— START Rows —

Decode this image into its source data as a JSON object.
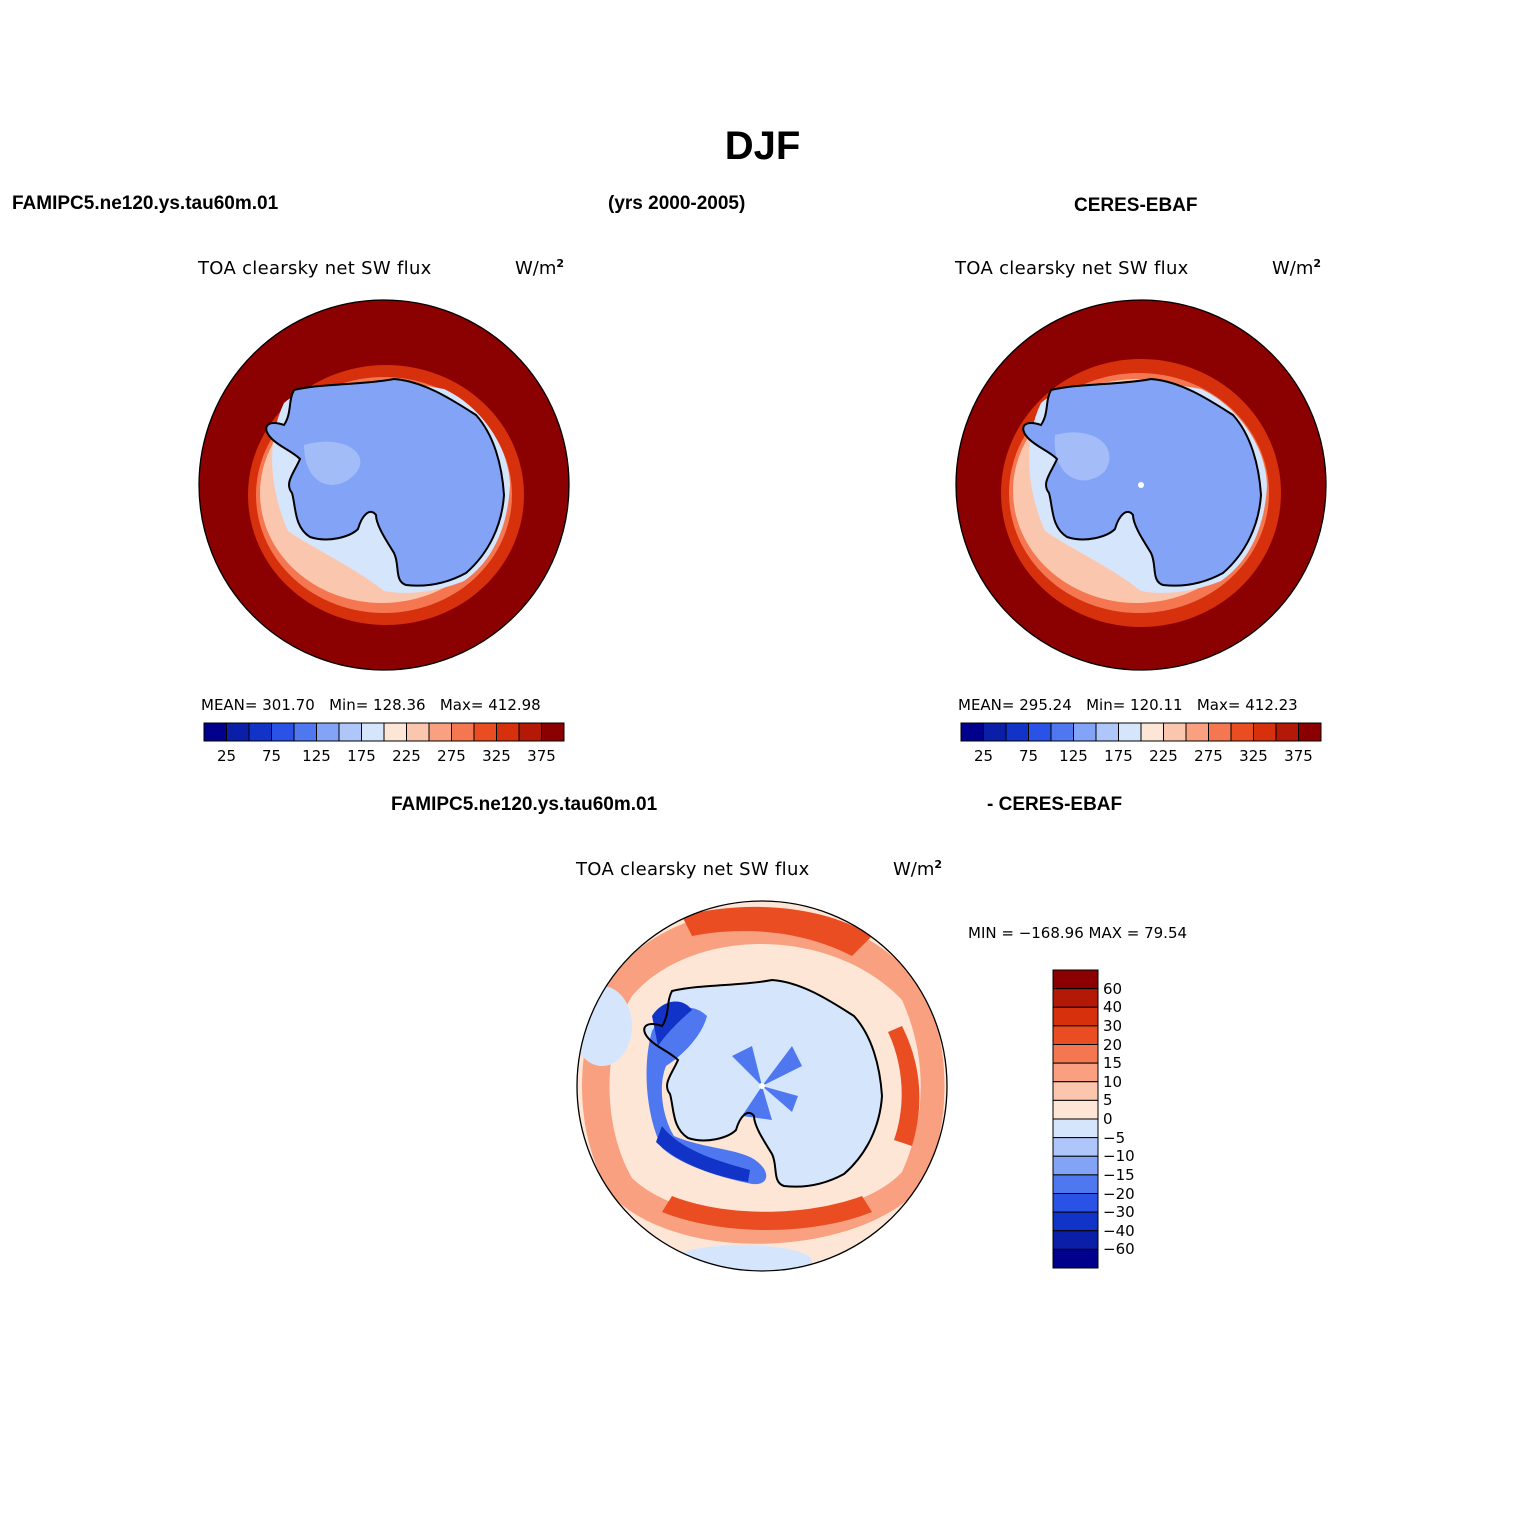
{
  "title": "DJF",
  "header": {
    "left": "FAMIPC5.ne120.ys.tau60m.01",
    "center": "(yrs 2000-2005)",
    "right": "CERES-EBAF"
  },
  "panels": [
    {
      "variable": "TOA clearsky net SW flux",
      "units": "W/m",
      "units_sup": "2",
      "stats": {
        "mean_label": "MEAN=",
        "mean": "301.70",
        "min_label": "Min=",
        "min": "128.36",
        "max_label": "Max=",
        "max": "412.98"
      }
    },
    {
      "variable": "TOA clearsky net SW flux",
      "units": "W/m",
      "units_sup": "2",
      "stats": {
        "mean_label": "MEAN=",
        "mean": "295.24",
        "min_label": "Min=",
        "min": "120.11",
        "max_label": "Max=",
        "max": "412.23"
      }
    }
  ],
  "diff": {
    "label_left": "FAMIPC5.ne120.ys.tau60m.01",
    "label_right": "- CERES-EBAF",
    "variable": "TOA clearsky net SW flux",
    "units": "W/m",
    "units_sup": "2",
    "minmax": "MIN = −168.96 MAX =   79.54"
  },
  "colorbar_main": {
    "colors": [
      "#00008c",
      "#0a1ea8",
      "#1233c8",
      "#2a52e6",
      "#4f78f0",
      "#82a3f6",
      "#afc6fa",
      "#d5e6fc",
      "#fde6d6",
      "#fbc6ae",
      "#f8a07f",
      "#f47752",
      "#ea4d22",
      "#d7300c",
      "#b31906",
      "#8b0000"
    ],
    "tick_labels": [
      "25",
      "75",
      "125",
      "175",
      "225",
      "275",
      "325",
      "375"
    ]
  },
  "colorbar_diff": {
    "colors": [
      "#8b0000",
      "#b31906",
      "#d7300c",
      "#ea4d22",
      "#f47752",
      "#f8a07f",
      "#fbc6ae",
      "#fde6d6",
      "#d5e6fc",
      "#afc6fa",
      "#82a3f6",
      "#4f78f0",
      "#2a52e6",
      "#1233c8",
      "#0a1ea8",
      "#00008c"
    ],
    "tick_labels": [
      "60",
      "40",
      "30",
      "20",
      "15",
      "10",
      "5",
      "0",
      "−5",
      "−10",
      "−15",
      "−20",
      "−30",
      "−40",
      "−60"
    ]
  },
  "map_colors": {
    "ocean_far": "#8b0000",
    "ocean_mid": "#d7300c",
    "ocean_near": "#f47752",
    "ice_edge": "#fbc6ae",
    "shelf": "#d5e6fc",
    "continent": "#82a3f6",
    "continent_light": "#afc6fa",
    "diff_pos_strong": "#ea4d22",
    "diff_pos": "#f8a07f",
    "diff_pos_weak": "#fde6d6",
    "diff_neg_weak": "#d5e6fc",
    "diff_neg": "#4f78f0",
    "diff_neg_strong": "#1233c8"
  }
}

— END Rows —

### Task objective
Repeat the data in full and exactly. Omit pictures.

### Task answer
Decode this image into its source data as a JSON object.
{
  "title": "DJF",
  "header": {
    "left": "FAMIPC5.ne120.ys.tau60m.01",
    "center": "(yrs 2000-2005)",
    "right": "CERES-EBAF"
  },
  "panels": [
    {
      "variable": "TOA clearsky net SW flux",
      "units": "W/m",
      "units_sup": "2",
      "stats": {
        "mean_label": "MEAN=",
        "mean": "301.70",
        "min_label": "Min=",
        "min": "128.36",
        "max_label": "Max=",
        "max": "412.98"
      }
    },
    {
      "variable": "TOA clearsky net SW flux",
      "units": "W/m",
      "units_sup": "2",
      "stats": {
        "mean_label": "MEAN=",
        "mean": "295.24",
        "min_label": "Min=",
        "min": "120.11",
        "max_label": "Max=",
        "max": "412.23"
      }
    }
  ],
  "diff": {
    "label_left": "FAMIPC5.ne120.ys.tau60m.01",
    "label_right": "- CERES-EBAF",
    "variable": "TOA clearsky net SW flux",
    "units": "W/m",
    "units_sup": "2",
    "minmax": "MIN = −168.96 MAX =   79.54"
  },
  "colorbar_main": {
    "colors": [
      "#00008c",
      "#0a1ea8",
      "#1233c8",
      "#2a52e6",
      "#4f78f0",
      "#82a3f6",
      "#afc6fa",
      "#d5e6fc",
      "#fde6d6",
      "#fbc6ae",
      "#f8a07f",
      "#f47752",
      "#ea4d22",
      "#d7300c",
      "#b31906",
      "#8b0000"
    ],
    "tick_labels": [
      "25",
      "75",
      "125",
      "175",
      "225",
      "275",
      "325",
      "375"
    ]
  },
  "colorbar_diff": {
    "colors": [
      "#8b0000",
      "#b31906",
      "#d7300c",
      "#ea4d22",
      "#f47752",
      "#f8a07f",
      "#fbc6ae",
      "#fde6d6",
      "#d5e6fc",
      "#afc6fa",
      "#82a3f6",
      "#4f78f0",
      "#2a52e6",
      "#1233c8",
      "#0a1ea8",
      "#00008c"
    ],
    "tick_labels": [
      "60",
      "40",
      "30",
      "20",
      "15",
      "10",
      "5",
      "0",
      "−5",
      "−10",
      "−15",
      "−20",
      "−30",
      "−40",
      "−60"
    ]
  },
  "map_colors": {
    "ocean_far": "#8b0000",
    "ocean_mid": "#d7300c",
    "ocean_near": "#f47752",
    "ice_edge": "#fbc6ae",
    "shelf": "#d5e6fc",
    "continent": "#82a3f6",
    "continent_light": "#afc6fa",
    "diff_pos_strong": "#ea4d22",
    "diff_pos": "#f8a07f",
    "diff_pos_weak": "#fde6d6",
    "diff_neg_weak": "#d5e6fc",
    "diff_neg": "#4f78f0",
    "diff_neg_strong": "#1233c8"
  }
}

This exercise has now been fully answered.